-- begin Data --

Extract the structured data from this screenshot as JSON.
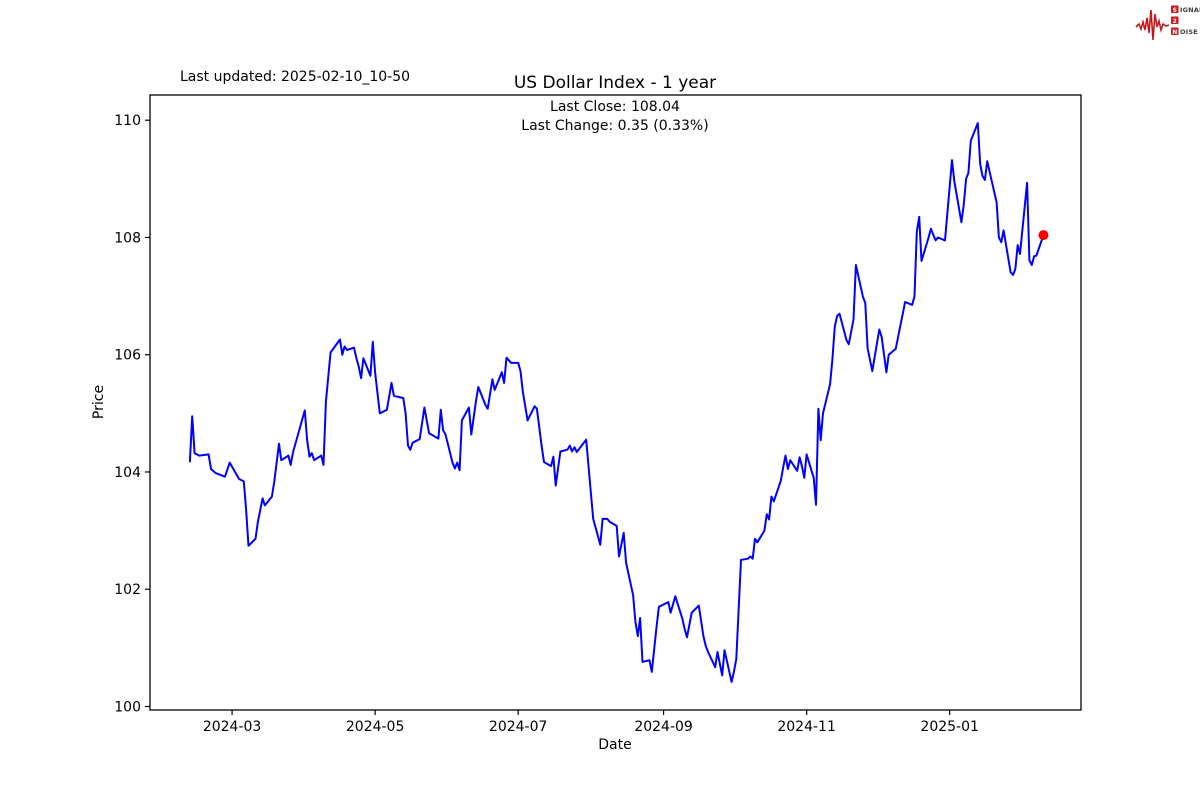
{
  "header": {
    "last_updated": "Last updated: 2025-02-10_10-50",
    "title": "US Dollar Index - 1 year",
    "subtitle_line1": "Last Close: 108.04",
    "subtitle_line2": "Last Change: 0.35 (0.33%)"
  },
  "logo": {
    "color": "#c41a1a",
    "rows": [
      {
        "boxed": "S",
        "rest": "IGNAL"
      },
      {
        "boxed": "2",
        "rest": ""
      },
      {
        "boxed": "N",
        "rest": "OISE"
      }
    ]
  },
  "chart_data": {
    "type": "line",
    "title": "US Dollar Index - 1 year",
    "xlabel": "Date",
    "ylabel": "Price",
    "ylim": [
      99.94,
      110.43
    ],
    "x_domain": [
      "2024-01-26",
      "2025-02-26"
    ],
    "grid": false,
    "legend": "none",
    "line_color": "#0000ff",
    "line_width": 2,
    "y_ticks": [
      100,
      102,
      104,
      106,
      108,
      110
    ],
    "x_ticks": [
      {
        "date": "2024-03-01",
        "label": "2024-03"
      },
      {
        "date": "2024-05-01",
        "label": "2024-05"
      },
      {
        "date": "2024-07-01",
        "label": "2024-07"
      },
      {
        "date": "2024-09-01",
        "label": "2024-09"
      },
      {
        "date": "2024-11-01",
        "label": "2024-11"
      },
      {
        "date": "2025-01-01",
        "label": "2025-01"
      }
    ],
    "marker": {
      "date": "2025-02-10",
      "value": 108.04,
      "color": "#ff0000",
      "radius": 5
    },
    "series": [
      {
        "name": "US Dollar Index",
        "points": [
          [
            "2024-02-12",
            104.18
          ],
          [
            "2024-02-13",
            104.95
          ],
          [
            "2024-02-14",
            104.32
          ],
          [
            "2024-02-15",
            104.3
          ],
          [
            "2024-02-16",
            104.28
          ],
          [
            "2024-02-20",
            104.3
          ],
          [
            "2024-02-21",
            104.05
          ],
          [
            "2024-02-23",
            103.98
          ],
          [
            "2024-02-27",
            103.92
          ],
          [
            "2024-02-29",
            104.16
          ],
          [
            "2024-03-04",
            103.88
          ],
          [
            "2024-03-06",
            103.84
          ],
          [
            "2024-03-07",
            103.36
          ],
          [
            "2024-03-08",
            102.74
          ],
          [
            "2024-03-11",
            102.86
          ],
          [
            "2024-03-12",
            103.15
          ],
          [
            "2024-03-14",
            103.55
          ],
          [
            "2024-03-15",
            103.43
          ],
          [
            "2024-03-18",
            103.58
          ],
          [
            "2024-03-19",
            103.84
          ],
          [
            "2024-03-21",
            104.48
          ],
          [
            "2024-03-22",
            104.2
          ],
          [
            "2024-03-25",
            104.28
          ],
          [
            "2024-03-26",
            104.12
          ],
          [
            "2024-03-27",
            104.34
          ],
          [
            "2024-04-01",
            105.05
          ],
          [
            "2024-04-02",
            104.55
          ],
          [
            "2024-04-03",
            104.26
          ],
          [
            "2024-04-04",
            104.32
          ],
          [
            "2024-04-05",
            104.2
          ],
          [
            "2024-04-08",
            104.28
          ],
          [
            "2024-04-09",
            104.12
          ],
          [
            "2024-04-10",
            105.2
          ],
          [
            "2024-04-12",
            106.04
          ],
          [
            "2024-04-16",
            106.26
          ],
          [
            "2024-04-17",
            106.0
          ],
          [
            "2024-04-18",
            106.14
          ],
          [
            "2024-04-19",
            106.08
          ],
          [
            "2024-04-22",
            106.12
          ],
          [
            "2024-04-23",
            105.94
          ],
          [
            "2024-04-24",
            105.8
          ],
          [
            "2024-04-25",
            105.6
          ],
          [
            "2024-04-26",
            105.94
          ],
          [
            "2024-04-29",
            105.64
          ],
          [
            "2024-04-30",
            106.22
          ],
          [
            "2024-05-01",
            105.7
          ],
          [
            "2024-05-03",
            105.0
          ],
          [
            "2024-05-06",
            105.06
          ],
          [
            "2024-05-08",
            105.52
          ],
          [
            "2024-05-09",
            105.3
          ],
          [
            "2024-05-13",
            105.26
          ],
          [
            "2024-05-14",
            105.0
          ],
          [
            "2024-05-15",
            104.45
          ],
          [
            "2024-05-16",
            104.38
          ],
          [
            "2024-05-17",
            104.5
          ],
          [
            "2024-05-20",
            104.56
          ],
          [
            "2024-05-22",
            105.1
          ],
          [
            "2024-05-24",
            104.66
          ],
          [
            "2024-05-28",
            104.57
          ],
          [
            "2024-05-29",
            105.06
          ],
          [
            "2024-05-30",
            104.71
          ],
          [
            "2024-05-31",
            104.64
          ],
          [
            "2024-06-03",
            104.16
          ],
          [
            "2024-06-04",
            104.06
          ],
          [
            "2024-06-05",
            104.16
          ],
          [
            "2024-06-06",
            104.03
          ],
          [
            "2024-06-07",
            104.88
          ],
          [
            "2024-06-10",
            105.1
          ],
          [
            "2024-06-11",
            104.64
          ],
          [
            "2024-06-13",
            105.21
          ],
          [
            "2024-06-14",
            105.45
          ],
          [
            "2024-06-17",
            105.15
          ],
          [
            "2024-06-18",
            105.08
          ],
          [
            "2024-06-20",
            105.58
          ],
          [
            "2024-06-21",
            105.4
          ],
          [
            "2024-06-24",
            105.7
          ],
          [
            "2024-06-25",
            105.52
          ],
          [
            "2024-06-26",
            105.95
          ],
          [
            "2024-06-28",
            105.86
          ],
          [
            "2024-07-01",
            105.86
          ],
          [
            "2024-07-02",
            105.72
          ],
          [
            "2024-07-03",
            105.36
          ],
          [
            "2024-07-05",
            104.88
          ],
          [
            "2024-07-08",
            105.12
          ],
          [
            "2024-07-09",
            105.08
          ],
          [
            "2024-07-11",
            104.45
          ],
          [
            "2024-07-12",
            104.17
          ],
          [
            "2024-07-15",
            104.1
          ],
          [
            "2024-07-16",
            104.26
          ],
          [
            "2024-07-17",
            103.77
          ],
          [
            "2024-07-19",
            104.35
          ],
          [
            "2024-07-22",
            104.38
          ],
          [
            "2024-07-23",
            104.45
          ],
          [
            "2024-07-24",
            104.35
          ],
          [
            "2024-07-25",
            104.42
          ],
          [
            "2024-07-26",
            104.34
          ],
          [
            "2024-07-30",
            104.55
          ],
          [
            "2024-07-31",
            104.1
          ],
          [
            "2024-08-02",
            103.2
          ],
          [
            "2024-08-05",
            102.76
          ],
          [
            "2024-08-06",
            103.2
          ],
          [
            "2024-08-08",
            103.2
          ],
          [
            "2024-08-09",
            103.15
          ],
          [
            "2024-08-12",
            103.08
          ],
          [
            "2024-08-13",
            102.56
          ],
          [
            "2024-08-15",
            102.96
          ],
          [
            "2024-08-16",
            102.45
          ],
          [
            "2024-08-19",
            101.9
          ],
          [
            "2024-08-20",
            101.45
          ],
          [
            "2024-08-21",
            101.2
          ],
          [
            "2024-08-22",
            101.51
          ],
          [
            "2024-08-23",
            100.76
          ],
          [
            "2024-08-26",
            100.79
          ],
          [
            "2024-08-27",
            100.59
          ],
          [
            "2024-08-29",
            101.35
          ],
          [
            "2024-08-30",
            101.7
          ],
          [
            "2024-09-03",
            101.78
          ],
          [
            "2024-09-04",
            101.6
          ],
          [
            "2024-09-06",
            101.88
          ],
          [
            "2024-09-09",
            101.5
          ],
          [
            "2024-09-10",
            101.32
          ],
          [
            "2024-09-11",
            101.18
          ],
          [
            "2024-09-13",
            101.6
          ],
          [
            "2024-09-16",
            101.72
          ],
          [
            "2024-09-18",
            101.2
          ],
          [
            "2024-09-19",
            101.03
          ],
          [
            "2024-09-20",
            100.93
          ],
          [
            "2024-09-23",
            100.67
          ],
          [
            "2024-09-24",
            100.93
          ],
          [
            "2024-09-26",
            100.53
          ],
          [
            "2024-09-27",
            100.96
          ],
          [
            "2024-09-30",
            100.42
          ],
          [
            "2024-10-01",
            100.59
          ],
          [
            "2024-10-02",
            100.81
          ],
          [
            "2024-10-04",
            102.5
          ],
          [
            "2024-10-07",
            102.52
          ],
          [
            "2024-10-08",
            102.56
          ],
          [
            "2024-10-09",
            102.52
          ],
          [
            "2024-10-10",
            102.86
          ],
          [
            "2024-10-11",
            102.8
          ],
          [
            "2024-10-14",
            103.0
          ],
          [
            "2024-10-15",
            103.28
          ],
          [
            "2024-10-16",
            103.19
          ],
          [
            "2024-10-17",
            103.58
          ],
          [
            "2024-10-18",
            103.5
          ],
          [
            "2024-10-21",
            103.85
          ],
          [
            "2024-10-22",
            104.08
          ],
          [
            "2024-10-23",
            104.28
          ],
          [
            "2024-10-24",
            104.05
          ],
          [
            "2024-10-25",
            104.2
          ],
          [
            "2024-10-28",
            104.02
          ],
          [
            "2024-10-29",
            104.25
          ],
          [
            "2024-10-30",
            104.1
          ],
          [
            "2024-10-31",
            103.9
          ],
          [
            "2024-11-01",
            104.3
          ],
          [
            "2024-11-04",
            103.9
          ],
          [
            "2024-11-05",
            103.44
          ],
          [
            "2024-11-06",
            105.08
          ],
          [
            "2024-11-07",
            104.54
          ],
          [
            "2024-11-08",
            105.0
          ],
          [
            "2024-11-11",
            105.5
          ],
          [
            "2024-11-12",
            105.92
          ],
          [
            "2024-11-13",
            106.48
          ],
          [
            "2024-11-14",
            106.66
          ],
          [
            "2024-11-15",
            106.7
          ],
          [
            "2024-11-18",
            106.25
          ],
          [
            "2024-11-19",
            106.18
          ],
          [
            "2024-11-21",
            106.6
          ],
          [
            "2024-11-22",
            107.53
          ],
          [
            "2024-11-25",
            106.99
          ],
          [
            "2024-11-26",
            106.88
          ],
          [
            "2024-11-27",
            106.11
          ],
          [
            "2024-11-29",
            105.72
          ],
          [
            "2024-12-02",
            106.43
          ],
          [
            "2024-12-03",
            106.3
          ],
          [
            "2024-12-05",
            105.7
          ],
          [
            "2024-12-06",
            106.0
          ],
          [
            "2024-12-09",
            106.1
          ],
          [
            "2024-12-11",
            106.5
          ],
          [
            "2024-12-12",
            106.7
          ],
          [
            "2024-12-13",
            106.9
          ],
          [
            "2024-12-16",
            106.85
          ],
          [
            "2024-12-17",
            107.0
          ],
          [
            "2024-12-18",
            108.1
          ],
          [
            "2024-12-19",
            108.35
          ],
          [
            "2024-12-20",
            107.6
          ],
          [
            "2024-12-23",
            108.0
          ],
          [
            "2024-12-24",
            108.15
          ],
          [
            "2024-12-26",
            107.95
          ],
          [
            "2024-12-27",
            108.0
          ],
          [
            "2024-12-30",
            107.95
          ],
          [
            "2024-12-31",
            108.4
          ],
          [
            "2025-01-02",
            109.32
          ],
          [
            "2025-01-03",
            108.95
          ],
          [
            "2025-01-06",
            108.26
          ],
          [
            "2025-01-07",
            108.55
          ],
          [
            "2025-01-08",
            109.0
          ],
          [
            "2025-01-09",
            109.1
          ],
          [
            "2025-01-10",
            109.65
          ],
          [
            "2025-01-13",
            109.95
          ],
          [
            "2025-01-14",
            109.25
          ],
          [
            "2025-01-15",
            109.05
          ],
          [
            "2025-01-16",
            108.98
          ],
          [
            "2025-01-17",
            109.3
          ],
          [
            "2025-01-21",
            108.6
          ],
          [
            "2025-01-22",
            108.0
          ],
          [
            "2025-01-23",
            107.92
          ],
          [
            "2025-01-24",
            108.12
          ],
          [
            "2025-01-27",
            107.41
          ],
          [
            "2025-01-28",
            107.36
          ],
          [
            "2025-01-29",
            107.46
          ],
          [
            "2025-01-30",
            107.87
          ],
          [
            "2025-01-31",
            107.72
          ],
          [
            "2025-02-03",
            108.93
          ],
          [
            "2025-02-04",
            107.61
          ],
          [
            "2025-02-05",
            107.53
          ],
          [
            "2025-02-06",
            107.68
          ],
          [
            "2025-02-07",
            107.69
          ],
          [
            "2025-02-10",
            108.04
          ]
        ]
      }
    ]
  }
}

-- end Data --

> **Directive**
Which lines contain the word "Last"? Copy each of them.

> **Expected output**
    "last_updated": "Last updated: 2025-02-10_10-50",
    "subtitle_line1": "Last Close: 108.04",
    "subtitle_line2": "Last Change: 0.35 (0.33%)"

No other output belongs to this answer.